Each record needs to be echoed exactly; can you do that?
___ Source data ___
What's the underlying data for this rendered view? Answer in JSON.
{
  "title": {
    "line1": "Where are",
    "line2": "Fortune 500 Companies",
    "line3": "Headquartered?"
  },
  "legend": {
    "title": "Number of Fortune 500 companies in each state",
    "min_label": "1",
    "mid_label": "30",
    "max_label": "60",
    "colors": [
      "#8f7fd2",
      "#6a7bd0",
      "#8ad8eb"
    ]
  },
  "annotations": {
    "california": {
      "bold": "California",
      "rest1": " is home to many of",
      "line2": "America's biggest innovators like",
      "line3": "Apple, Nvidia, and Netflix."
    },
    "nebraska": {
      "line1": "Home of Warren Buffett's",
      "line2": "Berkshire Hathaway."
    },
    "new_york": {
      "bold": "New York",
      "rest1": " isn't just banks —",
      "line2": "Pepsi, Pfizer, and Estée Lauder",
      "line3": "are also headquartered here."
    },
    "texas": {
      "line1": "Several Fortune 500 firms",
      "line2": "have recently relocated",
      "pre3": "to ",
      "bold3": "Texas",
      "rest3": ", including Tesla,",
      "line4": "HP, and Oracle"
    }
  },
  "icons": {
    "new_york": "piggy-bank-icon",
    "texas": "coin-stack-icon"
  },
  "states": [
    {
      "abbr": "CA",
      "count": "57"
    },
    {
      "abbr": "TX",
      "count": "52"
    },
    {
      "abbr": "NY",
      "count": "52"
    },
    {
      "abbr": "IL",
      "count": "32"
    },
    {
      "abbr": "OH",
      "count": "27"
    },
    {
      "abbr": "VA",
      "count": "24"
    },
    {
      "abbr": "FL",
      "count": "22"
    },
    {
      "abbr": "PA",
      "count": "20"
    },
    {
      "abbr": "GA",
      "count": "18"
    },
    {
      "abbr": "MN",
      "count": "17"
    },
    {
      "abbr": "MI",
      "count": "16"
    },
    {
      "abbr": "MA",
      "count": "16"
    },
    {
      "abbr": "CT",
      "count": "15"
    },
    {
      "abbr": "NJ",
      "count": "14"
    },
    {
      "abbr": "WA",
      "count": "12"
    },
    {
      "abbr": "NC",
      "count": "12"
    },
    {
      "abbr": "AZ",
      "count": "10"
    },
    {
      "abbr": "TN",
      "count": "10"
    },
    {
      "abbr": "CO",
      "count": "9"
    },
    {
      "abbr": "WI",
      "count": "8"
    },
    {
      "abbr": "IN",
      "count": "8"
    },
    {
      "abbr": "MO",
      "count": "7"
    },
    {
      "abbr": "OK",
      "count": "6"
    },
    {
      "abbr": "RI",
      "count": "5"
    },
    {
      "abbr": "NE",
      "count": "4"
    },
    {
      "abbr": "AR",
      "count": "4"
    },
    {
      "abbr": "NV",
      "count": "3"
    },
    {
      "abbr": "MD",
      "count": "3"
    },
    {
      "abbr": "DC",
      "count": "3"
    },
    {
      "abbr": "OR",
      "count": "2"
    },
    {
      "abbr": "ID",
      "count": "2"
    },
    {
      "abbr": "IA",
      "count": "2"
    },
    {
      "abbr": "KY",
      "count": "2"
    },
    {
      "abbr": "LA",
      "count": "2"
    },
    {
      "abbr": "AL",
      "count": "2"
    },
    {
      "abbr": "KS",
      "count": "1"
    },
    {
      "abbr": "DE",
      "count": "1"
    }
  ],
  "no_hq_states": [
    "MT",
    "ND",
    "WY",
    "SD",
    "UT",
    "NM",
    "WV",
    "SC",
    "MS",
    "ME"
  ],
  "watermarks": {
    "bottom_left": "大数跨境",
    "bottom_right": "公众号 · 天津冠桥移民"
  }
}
___
» Exercise solution:
What's the underlying data for this rendered view? Answer in JSON.
{
  "title": {
    "line1": "Where are",
    "line2": "Fortune 500 Companies",
    "line3": "Headquartered?"
  },
  "legend": {
    "title": "Number of Fortune 500 companies in each state",
    "min_label": "1",
    "mid_label": "30",
    "max_label": "60",
    "colors": [
      "#8f7fd2",
      "#6a7bd0",
      "#8ad8eb"
    ]
  },
  "annotations": {
    "california": {
      "bold": "California",
      "rest1": " is home to many of",
      "line2": "America's biggest innovators like",
      "line3": "Apple, Nvidia, and Netflix."
    },
    "nebraska": {
      "line1": "Home of Warren Buffett's",
      "line2": "Berkshire Hathaway."
    },
    "new_york": {
      "bold": "New York",
      "rest1": " isn't just banks —",
      "line2": "Pepsi, Pfizer, and Estée Lauder",
      "line3": "are also headquartered here."
    },
    "texas": {
      "line1": "Several Fortune 500 firms",
      "line2": "have recently relocated",
      "pre3": "to ",
      "bold3": "Texas",
      "rest3": ", including Tesla,",
      "line4": "HP, and Oracle"
    }
  },
  "icons": {
    "new_york": "piggy-bank-icon",
    "texas": "coin-stack-icon"
  },
  "states": [
    {
      "abbr": "CA",
      "count": "57"
    },
    {
      "abbr": "TX",
      "count": "52"
    },
    {
      "abbr": "NY",
      "count": "52"
    },
    {
      "abbr": "IL",
      "count": "32"
    },
    {
      "abbr": "OH",
      "count": "27"
    },
    {
      "abbr": "VA",
      "count": "24"
    },
    {
      "abbr": "FL",
      "count": "22"
    },
    {
      "abbr": "PA",
      "count": "20"
    },
    {
      "abbr": "GA",
      "count": "18"
    },
    {
      "abbr": "MN",
      "count": "17"
    },
    {
      "abbr": "MI",
      "count": "16"
    },
    {
      "abbr": "MA",
      "count": "16"
    },
    {
      "abbr": "CT",
      "count": "15"
    },
    {
      "abbr": "NJ",
      "count": "14"
    },
    {
      "abbr": "WA",
      "count": "12"
    },
    {
      "abbr": "NC",
      "count": "12"
    },
    {
      "abbr": "AZ",
      "count": "10"
    },
    {
      "abbr": "TN",
      "count": "10"
    },
    {
      "abbr": "CO",
      "count": "9"
    },
    {
      "abbr": "WI",
      "count": "8"
    },
    {
      "abbr": "IN",
      "count": "8"
    },
    {
      "abbr": "MO",
      "count": "7"
    },
    {
      "abbr": "OK",
      "count": "6"
    },
    {
      "abbr": "RI",
      "count": "5"
    },
    {
      "abbr": "NE",
      "count": "4"
    },
    {
      "abbr": "AR",
      "count": "4"
    },
    {
      "abbr": "NV",
      "count": "3"
    },
    {
      "abbr": "MD",
      "count": "3"
    },
    {
      "abbr": "DC",
      "count": "3"
    },
    {
      "abbr": "OR",
      "count": "2"
    },
    {
      "abbr": "ID",
      "count": "2"
    },
    {
      "abbr": "IA",
      "count": "2"
    },
    {
      "abbr": "KY",
      "count": "2"
    },
    {
      "abbr": "LA",
      "count": "2"
    },
    {
      "abbr": "AL",
      "count": "2"
    },
    {
      "abbr": "KS",
      "count": "1"
    },
    {
      "abbr": "DE",
      "count": "1"
    }
  ],
  "no_hq_states": [
    "MT",
    "ND",
    "WY",
    "SD",
    "UT",
    "NM",
    "WV",
    "SC",
    "MS",
    "ME"
  ],
  "watermarks": {
    "bottom_left": "大数跨境",
    "bottom_right": "公众号 · 天津冠桥移民"
  }
}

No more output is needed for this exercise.